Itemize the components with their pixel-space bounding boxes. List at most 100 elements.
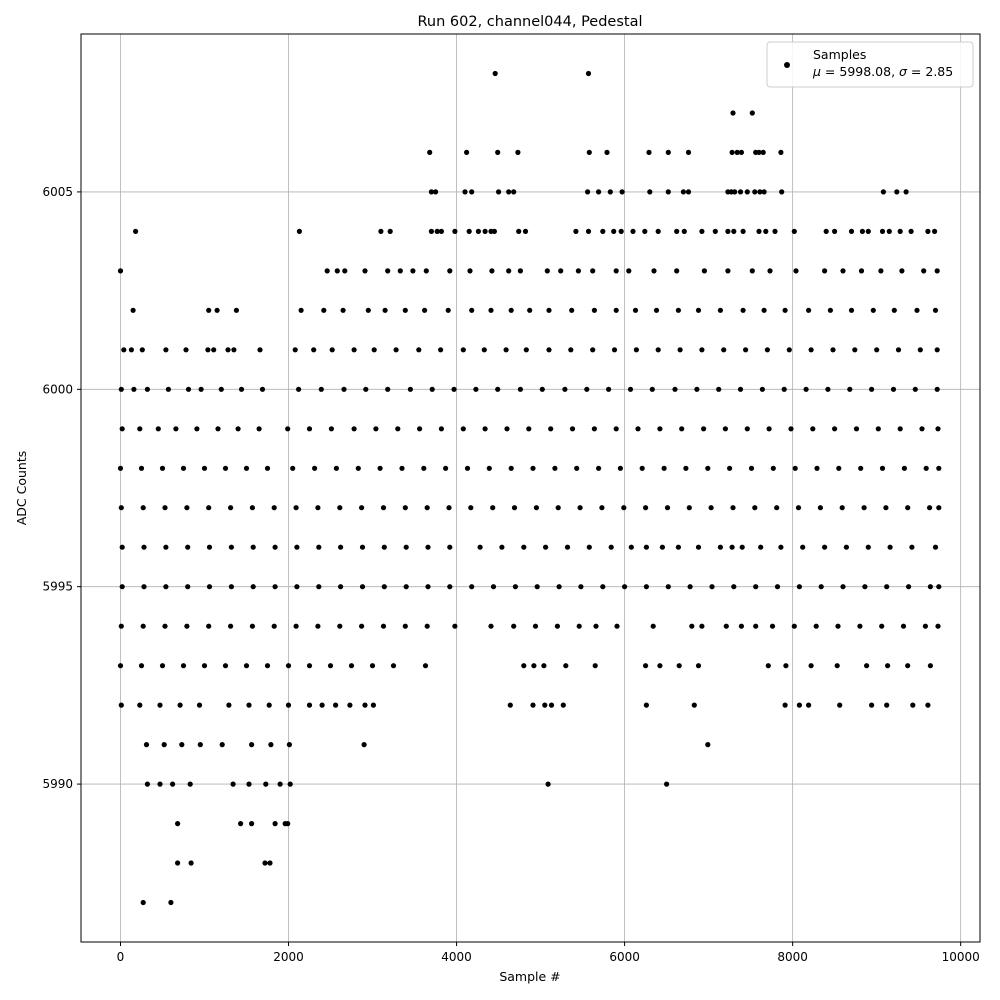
data-point [674,228,680,234]
data-point [590,347,596,353]
data-point [256,426,262,432]
data-point [333,702,339,708]
data-point [643,505,649,511]
data-point [935,623,941,629]
data-point [879,228,886,234]
data-point [738,149,745,155]
data-point [185,584,191,590]
data-point [657,663,663,669]
data-point [672,386,678,392]
data-point [914,307,920,313]
data-point [548,702,555,708]
data-point [905,663,911,669]
data-point [635,426,641,432]
data-point [517,268,524,274]
data-point [157,702,163,708]
data-point [932,544,939,550]
data-point [758,544,764,550]
data-point [613,268,619,274]
data-point [817,505,824,511]
data-point [362,268,368,274]
data-point [334,268,340,274]
data-point [141,544,147,550]
data-point [492,70,498,77]
data-point [782,307,788,313]
data-point [683,465,689,471]
y-tick-label: 5995 [42,580,73,594]
data-point [925,228,931,234]
data-point [499,544,505,550]
data-point [836,465,842,471]
data-point [825,386,831,392]
data-point [752,189,758,195]
data-point [725,268,731,274]
data-point [767,268,773,274]
data-point [333,465,339,471]
data-point [679,426,685,432]
data-point [808,347,814,353]
data-point [791,228,797,234]
data-point [452,228,458,234]
data-point [523,347,529,353]
data-point [695,544,702,550]
data-point [727,465,733,471]
data-point [574,465,580,471]
data-point [118,623,124,629]
data-point [934,268,940,274]
data-point [530,702,536,708]
data-point [886,228,892,234]
data-point [608,544,614,550]
data-point [285,702,292,708]
data-point [140,505,146,511]
data-point [285,663,292,669]
data-point [542,702,548,708]
data-point [847,386,853,392]
data-point [596,189,602,195]
data-point [222,663,229,669]
data-point [359,623,365,629]
data-point [655,347,661,353]
data-point [337,505,343,511]
data-point [782,702,788,708]
data-point [294,584,300,590]
data-point [792,465,798,471]
data-point [813,623,819,629]
data-point [562,386,568,392]
data-point [137,426,143,432]
data-point [188,860,194,866]
data-point [293,505,299,511]
data-point [761,189,767,195]
data-point [159,465,166,471]
data-point [451,386,457,392]
data-point [927,663,934,669]
data-point [585,70,592,77]
data-point [462,189,468,195]
data-point [865,544,871,550]
data-point [402,623,408,629]
data-point [655,228,661,234]
data-point [163,347,169,353]
data-point [827,307,834,313]
data-point [438,228,444,234]
data-point [508,307,514,313]
data-point [546,307,552,313]
data-point [814,465,820,471]
data-point [701,426,707,432]
data-point [716,386,722,392]
data-point [128,347,134,353]
data-point [433,189,439,195]
data-point [793,268,799,274]
data-point [482,426,488,432]
data-point [739,544,745,550]
data-point [272,544,278,550]
data-point [348,663,355,669]
data-point [511,623,517,629]
data-point [285,821,291,827]
data-point [651,268,657,274]
data-point [271,623,277,629]
data-point [935,426,941,432]
data-point [564,544,571,550]
data-point [897,426,903,432]
mu-value: = 5998.08, [821,64,899,79]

Problem:
Render everything in the records from the line containing "data-point [674,228,680,234]" down to the line containing "data-point [141,544,147,550]" as a Markdown table with the columns Row and Entry, leaving out blank lines.

Full response:
| Row | Entry |
|---|---|
| 1 | data-point [674,228,680,234] |
| 2 | data-point [590,347,596,353] |
| 3 | data-point [256,426,262,432] |
| 4 | data-point [333,702,339,708] |
| 5 | data-point [643,505,649,511] |
| 6 | data-point [935,623,941,629] |
| 7 | data-point [879,228,886,234] |
| 8 | data-point [738,149,745,155] |
| 9 | data-point [185,584,191,590] |
| 10 | data-point [657,663,663,669] |
| 11 | data-point [672,386,678,392] |
| 12 | data-point [914,307,920,313] |
| 13 | data-point [548,702,555,708] |
| 14 | data-point [905,663,911,669] |
| 15 | data-point [635,426,641,432] |
| 16 | data-point [517,268,524,274] |
| 17 | data-point [157,702,163,708] |
| 18 | data-point [932,544,939,550] |
| 19 | data-point [758,544,764,550] |
| 20 | data-point [613,268,619,274] |
| 21 | data-point [817,505,824,511] |
| 22 | data-point [362,268,368,274] |
| 23 | data-point [334,268,340,274] |
| 24 | data-point [141,544,147,550] |